Extracted data entries:
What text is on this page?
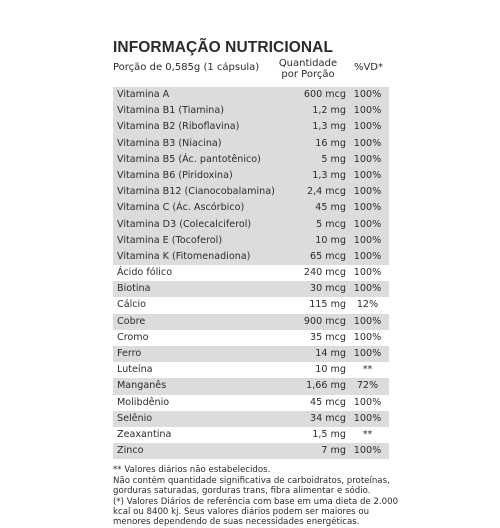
INFORMAÇÃO NUTRICIONAL
Porção de 0,585g (1 cápsula)	Quantidade
por Porção
%VD*
Vitamina A	600 mcg 100%
Vitamina B1 (Tiamina)	1,2 mg 100%
Vitamina B2 (Riboflavina)	1,3 mg 100%
Vitamina B3 (Niacina)	16 mg 100%
Vitamina B5 (Ác. pantotênico)	5 mg 100%
Vitamina B6 (Piridoxina)	1,3 mg 100%
Vitamina B12 (Cianocobalamina)	2,4 mcg 100%
Vitamina C (Ác. Ascórbico)	45 mg 100%
Vitamina D3 (Colecalciferol)	5 mcg 100%
Vitamina E (Tocoferol)	10 mg 100%
Vitamina K (Fitomenadiona)	65 mcg 100%
Ácido fólico	240 mcg 100%
Biotina	30 mcg 100%
Cálcio	115 mg	12%
Cobre	900 mcg 100%
Cromo	35 mcg 100%
Ferro	14 mg 100%
Luteína	10 mg	**
Manganês	1,66 mg	72%
Molibdênio	45 mcg 100%
Selênio	34 mcg 100%
Zeaxantina	1,5 mg	**
Zinco	7 mg 100%
** Valores diários não estabelecidos.
Não contém quantidade significativa de carboidratos, proteínas,
gorduras saturadas, gorduras trans, fibra alimentar e sódio.
(*) Valores Diários de referência com base em uma dieta de 2.000
kcal ou 8400 kj. Seus valores diários podem ser maiores ou
menores dependendo de suas necessidades energéticas.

» To do
Can you restate all the records above word for word while dropping the pictures?

» The answer
What text is on this page?
INFORMAÇÃO NUTRICIONAL
Porção de 0,585g (1 cápsula)	Quantidade
por Porção
%VD*
Vitamina A	600 mcg 100%
Vitamina B1 (Tiamina)	1,2 mg 100%
Vitamina B2 (Riboflavina)	1,3 mg 100%
Vitamina B3 (Niacina)	16 mg 100%
Vitamina B5 (Ác. pantotênico)	5 mg 100%
Vitamina B6 (Piridoxina)	1,3 mg 100%
Vitamina B12 (Cianocobalamina)	2,4 mcg 100%
Vitamina C (Ác. Ascórbico)	45 mg 100%
Vitamina D3 (Colecalciferol)	5 mcg 100%
Vitamina E (Tocoferol)	10 mg 100%
Vitamina K (Fitomenadiona)	65 mcg 100%
Ácido fólico	240 mcg 100%
Biotina	30 mcg 100%
Cálcio	115 mg	12%
Cobre	900 mcg 100%
Cromo	35 mcg 100%
Ferro	14 mg 100%
Luteína	10 mg	**
Manganês	1,66 mg	72%
Molibdênio	45 mcg 100%
Selênio	34 mcg 100%
Zeaxantina	1,5 mg	**
Zinco	7 mg 100%
** Valores diários não estabelecidos.
Não contém quantidade significativa de carboidratos, proteínas,
gorduras saturadas, gorduras trans, fibra alimentar e sódio.
(*) Valores Diários de referência com base em uma dieta de 2.000
kcal ou 8400 kj. Seus valores diários podem ser maiores ou
menores dependendo de suas necessidades energéticas.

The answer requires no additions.